== DATA RECORDS ==
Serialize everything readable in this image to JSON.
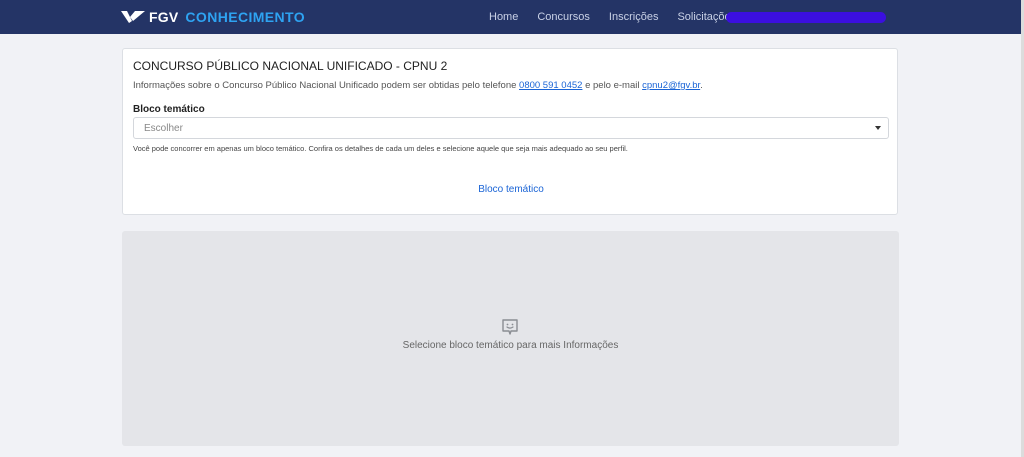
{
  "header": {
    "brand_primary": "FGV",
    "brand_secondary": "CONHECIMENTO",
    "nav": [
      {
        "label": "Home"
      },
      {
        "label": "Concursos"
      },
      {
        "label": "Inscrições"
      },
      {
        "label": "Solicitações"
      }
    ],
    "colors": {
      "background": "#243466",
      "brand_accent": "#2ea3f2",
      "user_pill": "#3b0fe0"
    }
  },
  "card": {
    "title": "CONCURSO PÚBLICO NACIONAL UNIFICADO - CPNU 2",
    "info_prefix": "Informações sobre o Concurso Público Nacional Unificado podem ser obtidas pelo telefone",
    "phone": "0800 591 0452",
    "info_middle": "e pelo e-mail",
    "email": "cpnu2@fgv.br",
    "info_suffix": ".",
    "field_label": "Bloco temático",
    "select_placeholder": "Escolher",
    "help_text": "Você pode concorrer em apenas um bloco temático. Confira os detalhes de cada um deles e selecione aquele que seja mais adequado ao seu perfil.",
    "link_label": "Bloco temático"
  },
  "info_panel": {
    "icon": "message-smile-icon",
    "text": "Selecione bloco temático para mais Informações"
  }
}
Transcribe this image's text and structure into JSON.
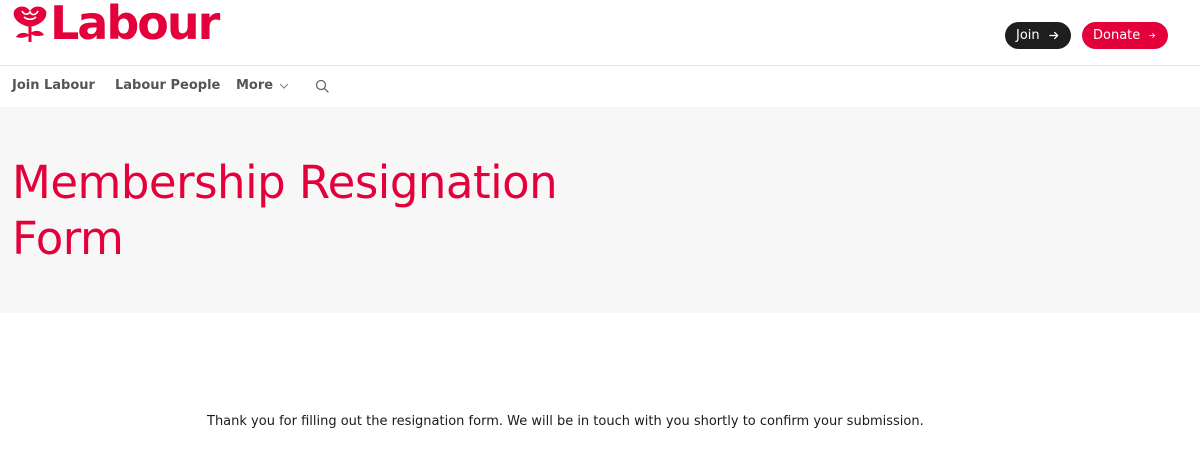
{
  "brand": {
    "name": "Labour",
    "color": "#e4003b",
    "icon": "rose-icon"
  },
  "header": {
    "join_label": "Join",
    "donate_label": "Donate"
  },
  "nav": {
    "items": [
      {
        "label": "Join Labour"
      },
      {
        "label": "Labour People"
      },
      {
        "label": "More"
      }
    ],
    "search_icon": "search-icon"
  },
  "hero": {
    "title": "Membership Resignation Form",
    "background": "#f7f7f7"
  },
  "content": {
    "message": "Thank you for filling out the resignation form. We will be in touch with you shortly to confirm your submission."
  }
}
===
== DATA RECORDS ==
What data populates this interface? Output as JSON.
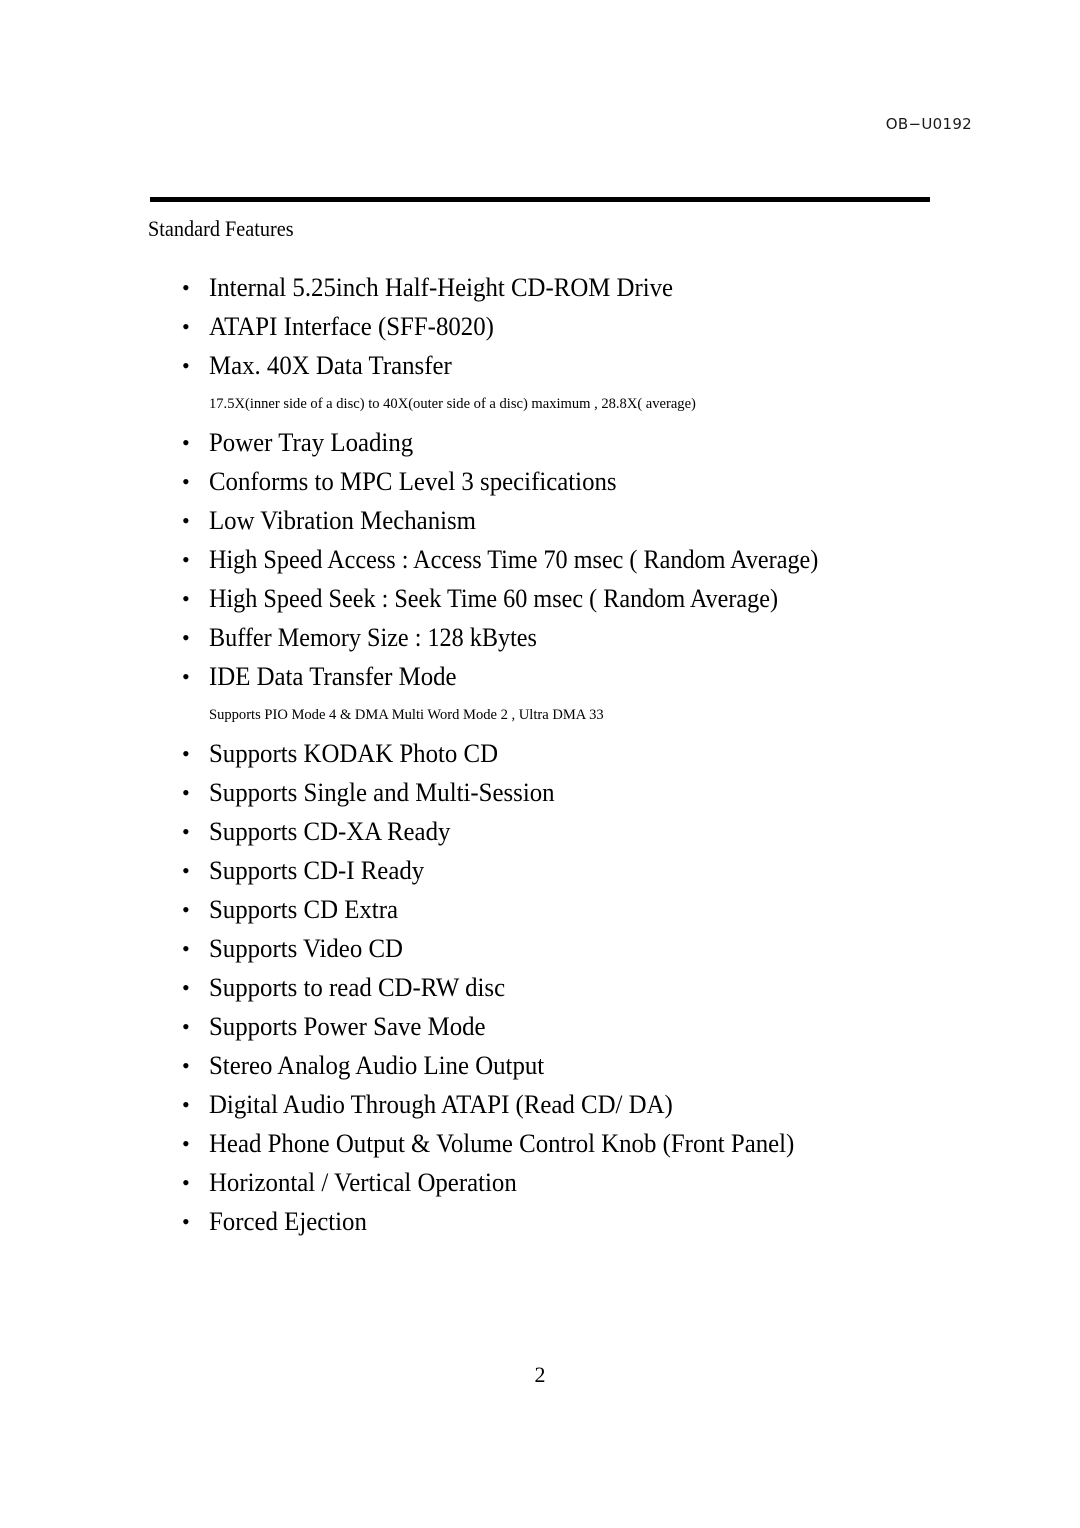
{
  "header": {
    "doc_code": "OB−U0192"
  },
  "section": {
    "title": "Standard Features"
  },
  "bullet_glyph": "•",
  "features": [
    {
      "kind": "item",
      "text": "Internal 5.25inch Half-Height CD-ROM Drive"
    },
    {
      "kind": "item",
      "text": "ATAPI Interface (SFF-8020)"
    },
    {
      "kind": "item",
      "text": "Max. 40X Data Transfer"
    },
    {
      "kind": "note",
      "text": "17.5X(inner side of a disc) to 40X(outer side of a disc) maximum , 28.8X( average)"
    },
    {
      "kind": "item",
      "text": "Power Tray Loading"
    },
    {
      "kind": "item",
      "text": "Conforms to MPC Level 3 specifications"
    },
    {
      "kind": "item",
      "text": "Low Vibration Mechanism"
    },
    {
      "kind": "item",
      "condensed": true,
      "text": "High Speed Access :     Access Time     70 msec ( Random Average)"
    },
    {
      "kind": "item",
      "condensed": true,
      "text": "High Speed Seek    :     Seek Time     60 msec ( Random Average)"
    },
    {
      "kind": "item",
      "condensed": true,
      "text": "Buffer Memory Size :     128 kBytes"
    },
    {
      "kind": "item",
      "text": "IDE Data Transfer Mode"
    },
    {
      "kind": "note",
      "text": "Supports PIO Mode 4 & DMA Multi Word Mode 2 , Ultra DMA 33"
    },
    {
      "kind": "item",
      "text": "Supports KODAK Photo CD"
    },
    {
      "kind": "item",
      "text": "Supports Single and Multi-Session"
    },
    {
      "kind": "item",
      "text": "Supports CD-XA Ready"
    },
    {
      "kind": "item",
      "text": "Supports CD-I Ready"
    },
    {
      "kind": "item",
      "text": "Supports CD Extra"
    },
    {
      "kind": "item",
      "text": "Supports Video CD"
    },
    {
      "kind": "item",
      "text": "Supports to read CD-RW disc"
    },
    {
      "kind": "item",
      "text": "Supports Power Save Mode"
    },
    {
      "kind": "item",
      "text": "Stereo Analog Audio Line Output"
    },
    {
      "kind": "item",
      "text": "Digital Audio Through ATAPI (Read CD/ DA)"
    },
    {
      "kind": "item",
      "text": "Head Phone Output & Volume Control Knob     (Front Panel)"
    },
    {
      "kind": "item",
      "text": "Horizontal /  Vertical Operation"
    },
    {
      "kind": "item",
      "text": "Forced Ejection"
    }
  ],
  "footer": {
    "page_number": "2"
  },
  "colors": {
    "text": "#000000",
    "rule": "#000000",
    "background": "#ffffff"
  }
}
===
== DATA RECORDS ==
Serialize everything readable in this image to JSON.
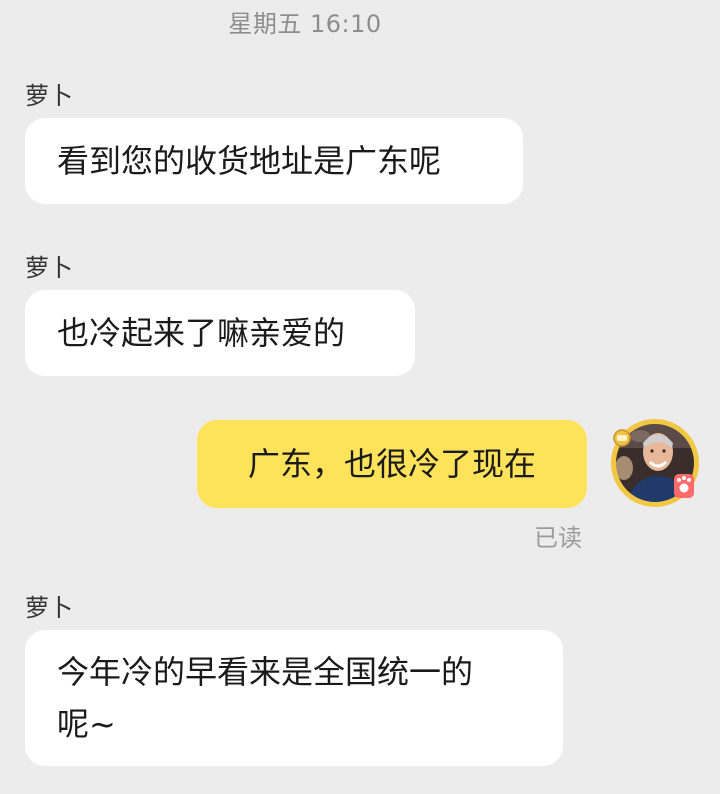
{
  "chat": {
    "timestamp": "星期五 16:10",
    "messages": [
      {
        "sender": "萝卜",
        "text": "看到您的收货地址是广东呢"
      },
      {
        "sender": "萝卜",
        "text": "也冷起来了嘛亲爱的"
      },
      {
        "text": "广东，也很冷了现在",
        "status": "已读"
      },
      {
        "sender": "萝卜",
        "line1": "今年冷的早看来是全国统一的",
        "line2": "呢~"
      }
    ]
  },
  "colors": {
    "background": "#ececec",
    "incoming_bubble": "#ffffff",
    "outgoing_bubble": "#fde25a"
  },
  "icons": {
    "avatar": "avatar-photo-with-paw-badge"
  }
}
===
*WHAT THIS TASK INVOLVES*. Search the listing for the word "msec" and return each line that holds it.

*ANSWER FOR THIS EXERCISE*.
      "text": "High Speed Access :     Access Time     70 msec ( Random Average)"
      "text": "High Speed Seek    :     Seek Time     60 msec ( Random Average)"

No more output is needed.